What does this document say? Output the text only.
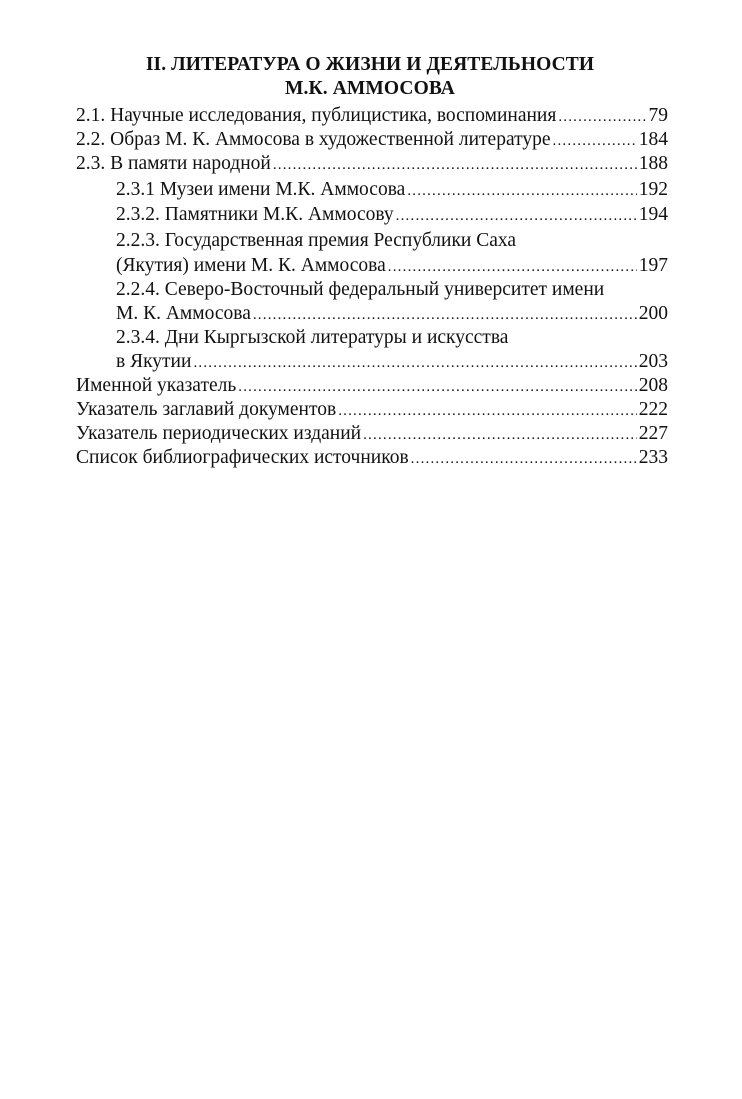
II. ЛИТЕРАТУРА О ЖИЗНИ И ДЕЯТЕЛЬНОСТИ
М.К. АММОСОВА
2.1. Научные исследования, публицистика, воспоминания .....	79
2.2. Образ М. К. Аммосова в художественной литературе .....	184
2.3. В памяти народной .....	188
2.3.1 Музеи имени М.К. Аммосова .....	192
2.3.2. Памятники М.К. Аммосову .....	194
2.2.3. Государственная премия Республики Саха
(Якутия) имени М. К. Аммосова .....	197
2.2.4. Северо-Восточный федеральный университет имени
М. К. Аммосова .....	200
2.3.4. Дни Кыргызской литературы и искусства
в Якутии .....	203
Именной указатель .....	208
Указатель заглавий документов .....	222
Указатель периодических изданий .....	227
Список библиографических источников .....	233
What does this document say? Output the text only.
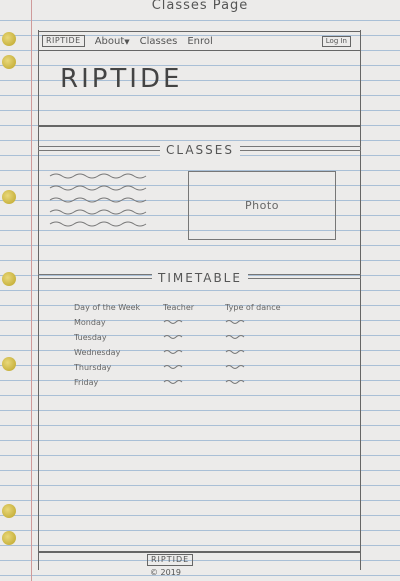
Classes Page
RIPTIDE	About▼ Classes Enrol	Log In
RIPTIDE
CLASSES
Photo
TIMETABLE
Day of the Week	Teacher	Type of dance
Monday
Tuesday
Wednesday
Thursday
Friday
RIPTIDE
© 2019
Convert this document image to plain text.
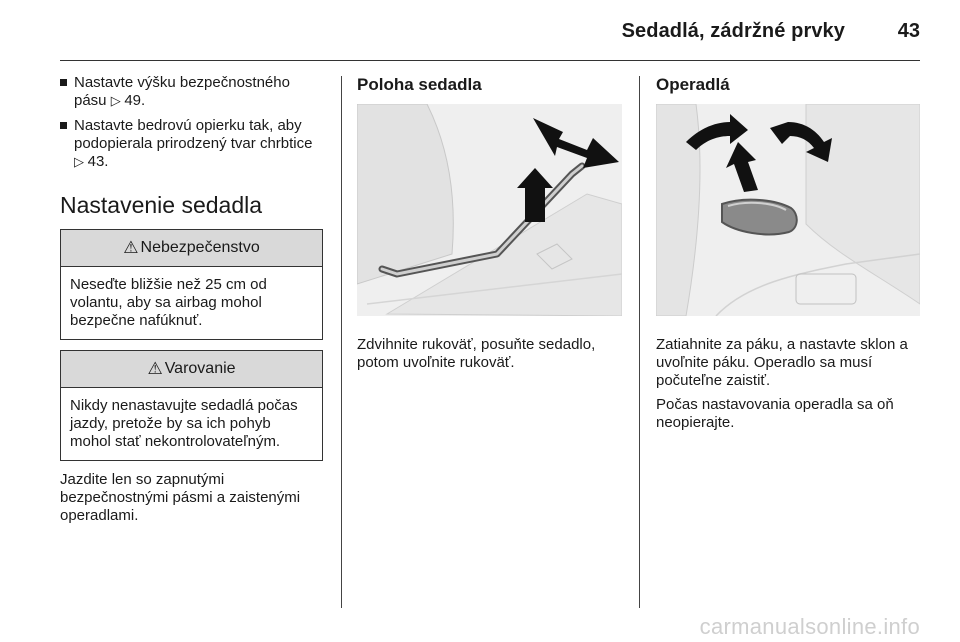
Sedadlá, zádržné prvky	43
Nastavte výšku bezpečnostného pásu ▷ 49.
Nastavte bedrovú opierku tak, aby podopierala prirodzený tvar chrbtice ▷ 43.
Nastavenie sedadla
⚠ Nebezpečenstvo
Neseďte bližšie než 25 cm od volantu, aby sa airbag mohol bezpečne nafúknuť.
⚠ Varovanie
Nikdy nenastavujte sedadlá počas jazdy, pretože by sa ich pohyb mohol stať nekontrolovateľným.
Jazdite len so zapnutými bezpečnostnými pásmi a zaistenými operadlami.
Poloha sedadla
Zdvihnite rukoväť, posuňte sedadlo, potom uvoľnite rukoväť.
Operadlá
Zatiahnite za páku, a nastavte sklon a uvoľnite páku. Operadlo sa musí počuteľne zaistiť.
Počas nastavovania operadla sa oň neopierajte.
carmanualsonline.info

*-*-*

**Task brief**
Leave out each picture and extract the lines from the one containing "Convert this document image to plain text." through the end of the records above, inclusive, exactly as they stand.

**Task answer**
Convert this document image to plain text.
Sedadlá, zádržné prvky	43
Nastavte výšku bezpečnostného pásu ▷ 49.
Nastavte bedrovú opierku tak, aby podopierala prirodzený tvar chrbtice ▷ 43.
Nastavenie sedadla
⚠ Nebezpečenstvo
Neseďte bližšie než 25 cm od volantu, aby sa airbag mohol bezpečne nafúknuť.
⚠ Varovanie
Nikdy nenastavujte sedadlá počas jazdy, pretože by sa ich pohyb mohol stať nekontrolovateľným.
Jazdite len so zapnutými bezpečnostnými pásmi a zaistenými operadlami.
Poloha sedadla
Zdvihnite rukoväť, posuňte sedadlo, potom uvoľnite rukoväť.
Operadlá
Zatiahnite za páku, a nastavte sklon a uvoľnite páku. Operadlo sa musí počuteľne zaistiť.
Počas nastavovania operadla sa oň neopierajte.
carmanualsonline.info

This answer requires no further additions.